- EXCERPT PROVIDED:
I did get to see that Rangers team play again, more than four months later when they met Carolina in a best-of-5 play-in series. That series lasted the three-game minimum and after waiting 141 days for Rangers hockey, it was taken away again in four days.

Those August “playoff” games against the Hurricanes feel like they never happened. The Rangers team that showed up in the Toronto bubble looked like the Rangers team that showed up for the start of the regular season the previous October, a team which was nowhere close to competing for a full 60 minutes, let alone a playoff berth.

The Rangers ended up in the expanded postseason field because of the work they had done leading up to that disappointing result in Colorado. After beginning the New Year with a three-game losing streak in Western Canada, the Rangers began a magical stretch on Jan. 7, 2020, winning 16 of their next 22 games to pull themselves into the postseason picture. When I fought to stay awake as the Rangers tied the Avalance with 13 seconds left in regulation only to lose in overtime, I had spent more than two months nightly scoreboard watching long after my then-pregnant wife would go to bed.

- RECORDS SHOWN:
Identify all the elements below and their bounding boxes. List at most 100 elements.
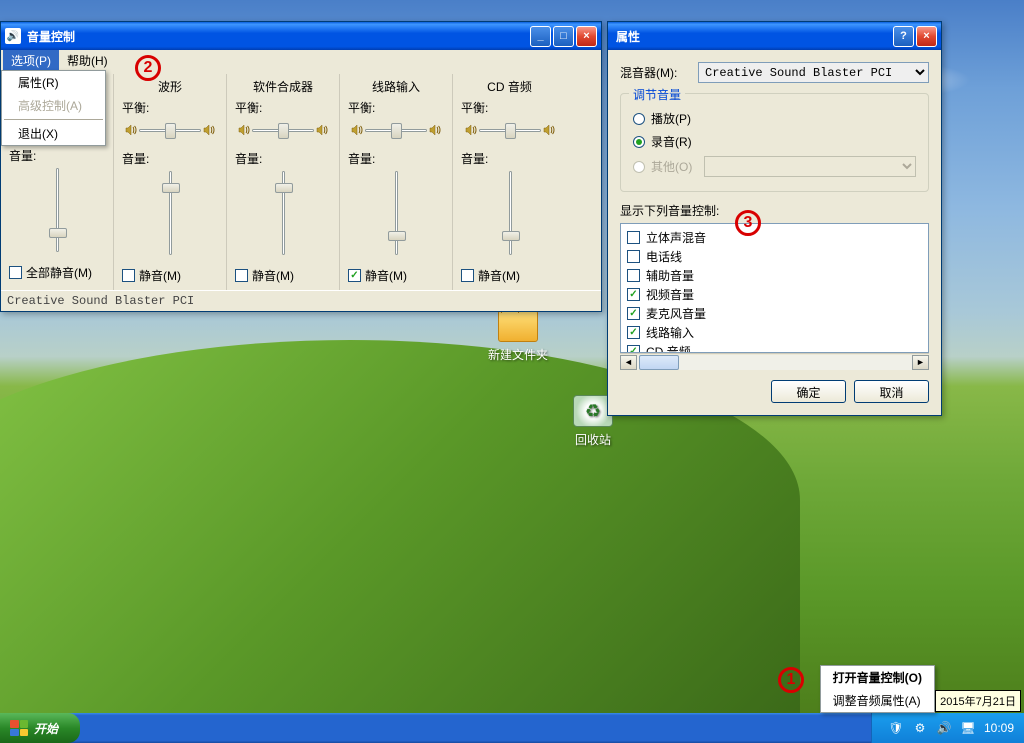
mute-checkbox[interactable]: [122, 269, 135, 282]
volume-column: 线路输入平衡:音量:✓静音(M): [340, 74, 453, 290]
start-button[interactable]: 开始: [0, 713, 80, 743]
volume-label: 音量:: [231, 150, 335, 167]
scroll-right-button[interactable]: ►: [912, 355, 929, 370]
speaker-right-icon: [429, 124, 441, 136]
scroll-track[interactable]: [637, 355, 912, 370]
balance-slider[interactable]: [118, 120, 222, 140]
radio-icon: [633, 161, 645, 173]
slider-thumb[interactable]: [502, 231, 520, 241]
ok-button[interactable]: 确定: [771, 380, 846, 403]
menu-properties[interactable]: 属性(R): [2, 71, 105, 94]
speaker-left-icon: [465, 124, 477, 136]
titlebar[interactable]: 属性 ? ×: [608, 22, 941, 50]
menu-separator: [4, 119, 103, 120]
slider-thumb[interactable]: [165, 123, 176, 139]
folder-icon: [498, 310, 538, 342]
volume-control-window: 🔊 音量控制 _ □ × 选项(P) 帮助(H) 属性(R) 高级控制(A) 退…: [0, 21, 602, 312]
radio-playback[interactable]: 播放(P): [633, 110, 916, 127]
mute-checkbox[interactable]: ✓: [348, 269, 361, 282]
volume-label: 音量:: [457, 150, 562, 167]
tray-display-icon[interactable]: 🖥: [960, 720, 976, 736]
tray-shield-icon[interactable]: 🛡: [888, 720, 904, 736]
scroll-thumb[interactable]: [639, 355, 679, 370]
desktop-icon-label: 新建文件夹: [478, 346, 558, 363]
maximize-button[interactable]: □: [553, 26, 574, 47]
slider-thumb[interactable]: [278, 123, 289, 139]
slider-thumb[interactable]: [505, 123, 516, 139]
slider-thumb[interactable]: [388, 231, 406, 241]
list-item-label: 麦克风音量: [646, 305, 706, 322]
mute-checkbox[interactable]: [235, 269, 248, 282]
menu-help[interactable]: 帮助(H): [59, 50, 116, 70]
scroll-left-button[interactable]: ◄: [620, 355, 637, 370]
balance-label: 平衡:: [457, 99, 562, 116]
clock-tooltip: 2015年7月21日: [935, 690, 1021, 712]
tray-adjust-audio[interactable]: 调整音频属性(A): [821, 689, 934, 712]
desktop-icon-folder[interactable]: 新建文件夹: [478, 310, 558, 363]
status-bar: Creative Sound Blaster PCI: [1, 290, 601, 311]
speaker-right-icon: [203, 124, 215, 136]
list-item[interactable]: ✓ 麦克风音量: [627, 304, 922, 323]
checkbox[interactable]: [627, 269, 640, 282]
menu-options[interactable]: 选项(P): [3, 50, 59, 70]
minimize-button[interactable]: _: [530, 26, 551, 47]
balance-slider[interactable]: [457, 120, 562, 140]
slider-thumb[interactable]: [162, 183, 180, 193]
mute-checkbox[interactable]: [461, 269, 474, 282]
annotation-3: 3: [735, 210, 761, 236]
cancel-button[interactable]: 取消: [854, 380, 929, 403]
tray-tool-icon[interactable]: ⚙: [912, 720, 928, 736]
menu-exit[interactable]: 退出(X): [2, 122, 105, 145]
radio-other: 其他(O): [633, 156, 916, 177]
listbox-scrollbar[interactable]: ◄ ►: [620, 353, 929, 370]
list-item[interactable]: 立体声混音: [627, 228, 922, 247]
list-item[interactable]: ✓线路输入: [627, 323, 922, 342]
list-item-label: CD 音频: [646, 343, 691, 353]
list-item[interactable]: ✓ CD 音频: [627, 342, 922, 353]
volume-label: 音量:: [344, 150, 448, 167]
tray-volume-icon[interactable]: 🔊: [936, 720, 952, 736]
mute-checkbox[interactable]: [9, 266, 22, 279]
titlebar[interactable]: 🔊 音量控制 _ □ ×: [1, 22, 601, 50]
volume-slider[interactable]: [344, 171, 448, 261]
volume-slider[interactable]: [118, 171, 222, 261]
slider-thumb[interactable]: [49, 228, 67, 238]
list-item[interactable]: 辅助音量: [627, 266, 922, 285]
controls-listbox[interactable]: 立体声混音电话线辅助音量✓视频音量✓麦克风音量✓线路输入✓CD 音频: [620, 223, 929, 353]
group-legend: 调节音量: [629, 86, 685, 103]
speaker-right-icon: [543, 124, 555, 136]
properties-window: 属性 ? × 混音器(M): Creative Sound Blaster PC…: [607, 21, 942, 416]
taskbar: 开始 🛡 ⚙ 🔊 🖥 10:09: [0, 713, 1024, 743]
balance-slider[interactable]: [231, 120, 335, 140]
slider-thumb[interactable]: [391, 123, 402, 139]
slider-thumb[interactable]: [275, 183, 293, 193]
windows-logo-icon: [10, 720, 28, 736]
checkbox[interactable]: ✓: [627, 288, 640, 301]
list-item[interactable]: 电话线: [627, 247, 922, 266]
desktop-icon-label: 回收站: [553, 431, 633, 448]
app-icon: 🔊: [5, 28, 21, 44]
mute-label: 静音(M): [478, 267, 520, 284]
volume-slider[interactable]: [457, 171, 562, 261]
close-button[interactable]: ×: [576, 26, 597, 47]
tray-clock[interactable]: 10:09: [984, 721, 1014, 735]
radio-recording[interactable]: 录音(R): [633, 133, 916, 150]
tray-open-volume[interactable]: 打开音量控制(O): [821, 666, 934, 689]
checkbox[interactable]: [627, 250, 640, 263]
mute-label: 全部静音(M): [26, 264, 92, 281]
volume-slider[interactable]: [5, 168, 109, 258]
mixer-select[interactable]: Creative Sound Blaster PCI: [698, 62, 929, 83]
checkbox[interactable]: ✓: [627, 326, 640, 339]
close-button[interactable]: ×: [916, 26, 937, 47]
volume-slider[interactable]: [231, 171, 335, 261]
mute-label: 静音(M): [252, 267, 294, 284]
list-item-label: 视频音量: [646, 286, 694, 303]
checkbox[interactable]: ✓: [627, 307, 640, 320]
system-tray: 🛡 ⚙ 🔊 🖥 10:09: [871, 713, 1024, 743]
checkbox[interactable]: [627, 231, 640, 244]
help-button[interactable]: ?: [893, 26, 914, 47]
column-name: 波形: [118, 74, 222, 99]
list-item[interactable]: ✓ 视频音量: [627, 285, 922, 304]
balance-slider[interactable]: [344, 120, 448, 140]
checkbox[interactable]: ✓: [627, 345, 640, 353]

- WHAT TO DO:
**a)** Rewrite the part of the Rangers passage that opens with the words containing "I did get to" and closes with "in four days.", swapping "Carolina" for "the Hurricanes".
**b)** According to the Rangers passage, how many of their next 22 games did the Rangers win starting on Jan. 7, 2020?

- EXERCISE ANSWERS:
**a)**
I did get to see that Rangers team play again, more than four months later when they met the Hurricanes in a best-of-5 play-in series. That series lasted the three-game minimum and after waiting 141 days for Rangers hockey, it was taken away again in four days.

**b)** 16